### THE TASK:
Copy the listing below line for line, without changing a single character.

****************

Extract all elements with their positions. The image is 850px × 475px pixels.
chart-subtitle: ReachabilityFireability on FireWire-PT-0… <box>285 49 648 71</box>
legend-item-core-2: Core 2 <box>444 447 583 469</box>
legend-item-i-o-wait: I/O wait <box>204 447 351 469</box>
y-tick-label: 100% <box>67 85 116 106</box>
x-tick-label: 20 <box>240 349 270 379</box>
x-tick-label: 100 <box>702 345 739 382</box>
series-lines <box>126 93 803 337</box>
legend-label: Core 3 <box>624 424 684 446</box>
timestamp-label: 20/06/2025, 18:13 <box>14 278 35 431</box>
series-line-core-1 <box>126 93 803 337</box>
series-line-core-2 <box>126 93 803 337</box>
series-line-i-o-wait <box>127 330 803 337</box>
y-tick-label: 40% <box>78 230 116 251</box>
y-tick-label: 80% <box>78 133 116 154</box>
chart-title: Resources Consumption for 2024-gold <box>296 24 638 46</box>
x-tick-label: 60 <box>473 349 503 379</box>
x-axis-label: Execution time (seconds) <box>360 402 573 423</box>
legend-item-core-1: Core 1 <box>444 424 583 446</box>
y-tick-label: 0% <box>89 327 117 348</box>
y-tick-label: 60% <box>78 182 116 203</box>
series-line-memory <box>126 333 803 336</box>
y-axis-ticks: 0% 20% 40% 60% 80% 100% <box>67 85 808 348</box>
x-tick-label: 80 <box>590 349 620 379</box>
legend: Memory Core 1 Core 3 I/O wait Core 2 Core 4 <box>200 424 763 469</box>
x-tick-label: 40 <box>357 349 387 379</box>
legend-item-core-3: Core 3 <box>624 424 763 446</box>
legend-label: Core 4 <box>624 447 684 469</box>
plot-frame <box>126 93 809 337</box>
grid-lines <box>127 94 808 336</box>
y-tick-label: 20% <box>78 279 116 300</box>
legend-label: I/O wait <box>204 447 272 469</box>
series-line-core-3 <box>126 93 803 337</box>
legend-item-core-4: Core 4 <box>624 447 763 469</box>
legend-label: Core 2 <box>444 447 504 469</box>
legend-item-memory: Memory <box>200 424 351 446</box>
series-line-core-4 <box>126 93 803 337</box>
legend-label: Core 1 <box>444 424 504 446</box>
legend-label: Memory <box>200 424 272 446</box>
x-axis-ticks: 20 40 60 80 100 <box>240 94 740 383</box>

****************

### ANSWER BELOW:
Extract all elements with their positions. The image is 850px × 475px pixels.
chart-subtitle: ReachabilityFireability on FireWire-PT-0… <box>285 49 648 71</box>
legend-item-core-2: Core 2 <box>444 447 583 469</box>
legend-item-i-o-wait: I/O wait <box>204 447 351 469</box>
y-tick-label: 100% <box>67 85 116 106</box>
x-tick-label: 20 <box>240 349 270 379</box>
x-tick-label: 100 <box>702 345 739 382</box>
series-lines <box>126 93 803 337</box>
legend-label: Core 3 <box>624 424 684 446</box>
timestamp-label: 20/06/2025, 18:13 <box>14 278 35 431</box>
series-line-core-1 <box>126 93 803 337</box>
series-line-core-2 <box>126 93 803 337</box>
series-line-i-o-wait <box>127 330 803 337</box>
y-tick-label: 40% <box>78 230 116 251</box>
y-tick-label: 80% <box>78 133 116 154</box>
chart-title: Resources Consumption for 2024-gold <box>296 24 638 46</box>
x-tick-label: 60 <box>473 349 503 379</box>
x-axis-label: Execution time (seconds) <box>360 402 573 423</box>
legend-item-core-1: Core 1 <box>444 424 583 446</box>
y-tick-label: 0% <box>89 327 117 348</box>
y-tick-label: 60% <box>78 182 116 203</box>
series-line-memory <box>126 333 803 336</box>
y-axis-ticks: 0% 20% 40% 60% 80% 100% <box>67 85 808 348</box>
x-tick-label: 80 <box>590 349 620 379</box>
legend: Memory Core 1 Core 3 I/O wait Core 2 Core 4 <box>200 424 763 469</box>
x-tick-label: 40 <box>357 349 387 379</box>
legend-item-core-3: Core 3 <box>624 424 763 446</box>
legend-label: Core 4 <box>624 447 684 469</box>
plot-frame <box>126 93 809 337</box>
grid-lines <box>127 94 808 336</box>
y-tick-label: 20% <box>78 279 116 300</box>
legend-label: I/O wait <box>204 447 272 469</box>
series-line-core-3 <box>126 93 803 337</box>
legend-item-core-4: Core 4 <box>624 447 763 469</box>
legend-label: Core 2 <box>444 447 504 469</box>
legend-item-memory: Memory <box>200 424 351 446</box>
series-line-core-4 <box>126 93 803 337</box>
legend-label: Core 1 <box>444 424 504 446</box>
legend-label: Memory <box>200 424 272 446</box>
x-axis-ticks: 20 40 60 80 100 <box>240 94 740 383</box>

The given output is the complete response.